====== INFORMATION PROVIDED ======

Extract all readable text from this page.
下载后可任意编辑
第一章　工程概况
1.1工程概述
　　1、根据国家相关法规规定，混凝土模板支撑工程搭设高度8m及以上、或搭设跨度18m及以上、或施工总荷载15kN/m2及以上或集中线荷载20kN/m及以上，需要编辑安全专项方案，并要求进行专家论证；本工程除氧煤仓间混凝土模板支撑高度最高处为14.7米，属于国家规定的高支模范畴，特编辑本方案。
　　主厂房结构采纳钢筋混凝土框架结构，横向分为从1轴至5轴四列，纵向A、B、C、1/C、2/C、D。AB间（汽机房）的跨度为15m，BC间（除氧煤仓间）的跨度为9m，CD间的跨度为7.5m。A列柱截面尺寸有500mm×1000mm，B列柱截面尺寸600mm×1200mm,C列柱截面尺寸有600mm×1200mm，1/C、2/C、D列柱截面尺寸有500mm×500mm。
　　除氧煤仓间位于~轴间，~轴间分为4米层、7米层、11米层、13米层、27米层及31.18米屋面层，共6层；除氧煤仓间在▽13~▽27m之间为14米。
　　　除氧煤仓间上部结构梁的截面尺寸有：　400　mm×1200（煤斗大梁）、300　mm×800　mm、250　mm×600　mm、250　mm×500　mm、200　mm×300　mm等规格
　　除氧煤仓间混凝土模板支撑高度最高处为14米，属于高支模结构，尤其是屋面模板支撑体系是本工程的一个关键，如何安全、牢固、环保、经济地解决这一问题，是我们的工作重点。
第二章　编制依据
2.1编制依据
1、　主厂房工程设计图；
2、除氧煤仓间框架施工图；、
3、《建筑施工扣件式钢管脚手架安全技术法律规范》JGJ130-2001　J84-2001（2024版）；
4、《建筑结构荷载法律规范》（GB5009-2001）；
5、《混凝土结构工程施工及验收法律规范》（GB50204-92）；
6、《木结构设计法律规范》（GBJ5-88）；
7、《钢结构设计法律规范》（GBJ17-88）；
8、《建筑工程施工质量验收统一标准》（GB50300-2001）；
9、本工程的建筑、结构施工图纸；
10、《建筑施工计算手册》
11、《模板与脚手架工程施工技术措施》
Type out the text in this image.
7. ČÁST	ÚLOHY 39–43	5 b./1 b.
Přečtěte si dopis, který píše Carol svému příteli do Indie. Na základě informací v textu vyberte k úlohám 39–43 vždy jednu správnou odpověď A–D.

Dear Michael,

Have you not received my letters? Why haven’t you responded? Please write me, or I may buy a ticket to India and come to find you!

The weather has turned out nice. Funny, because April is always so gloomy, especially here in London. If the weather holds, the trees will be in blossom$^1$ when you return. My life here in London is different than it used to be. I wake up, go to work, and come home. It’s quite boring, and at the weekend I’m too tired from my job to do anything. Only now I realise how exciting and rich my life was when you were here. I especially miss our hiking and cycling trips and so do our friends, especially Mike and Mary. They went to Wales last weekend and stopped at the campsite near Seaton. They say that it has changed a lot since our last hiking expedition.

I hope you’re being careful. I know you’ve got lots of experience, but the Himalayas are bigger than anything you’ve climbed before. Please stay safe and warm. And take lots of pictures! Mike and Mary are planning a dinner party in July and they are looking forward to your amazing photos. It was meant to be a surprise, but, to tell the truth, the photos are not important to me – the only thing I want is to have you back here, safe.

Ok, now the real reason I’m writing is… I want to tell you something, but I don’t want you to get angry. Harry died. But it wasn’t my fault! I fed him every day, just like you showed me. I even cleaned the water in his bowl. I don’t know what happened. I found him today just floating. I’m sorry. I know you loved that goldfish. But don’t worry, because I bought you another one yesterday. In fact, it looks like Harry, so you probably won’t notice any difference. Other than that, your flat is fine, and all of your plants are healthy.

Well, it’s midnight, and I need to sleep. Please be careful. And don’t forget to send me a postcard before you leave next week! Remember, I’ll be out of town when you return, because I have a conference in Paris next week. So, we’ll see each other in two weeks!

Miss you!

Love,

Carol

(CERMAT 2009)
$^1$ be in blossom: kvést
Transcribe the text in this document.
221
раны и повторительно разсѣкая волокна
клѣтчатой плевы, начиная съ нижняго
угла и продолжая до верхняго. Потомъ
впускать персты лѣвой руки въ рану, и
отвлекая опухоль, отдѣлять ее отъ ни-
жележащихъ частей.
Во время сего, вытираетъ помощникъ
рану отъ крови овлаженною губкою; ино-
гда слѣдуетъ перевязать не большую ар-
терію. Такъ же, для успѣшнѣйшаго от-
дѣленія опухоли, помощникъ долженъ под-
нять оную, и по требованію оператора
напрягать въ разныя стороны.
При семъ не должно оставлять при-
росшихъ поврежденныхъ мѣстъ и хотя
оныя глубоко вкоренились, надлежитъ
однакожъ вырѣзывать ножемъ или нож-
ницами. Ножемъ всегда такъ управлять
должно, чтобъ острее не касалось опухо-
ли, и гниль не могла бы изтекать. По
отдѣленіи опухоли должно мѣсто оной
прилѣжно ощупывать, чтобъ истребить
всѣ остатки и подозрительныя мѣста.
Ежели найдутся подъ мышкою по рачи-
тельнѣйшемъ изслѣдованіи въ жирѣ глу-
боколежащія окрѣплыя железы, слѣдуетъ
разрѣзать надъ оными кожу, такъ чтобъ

======

• **SHORT EXERCISE**
Copy all lines from the material that contain "рану".

• **EXERCISE OUTPUT**
впускать персты лѣвой руки въ рану, и
рану отъ крови овлаженною губкою; ино-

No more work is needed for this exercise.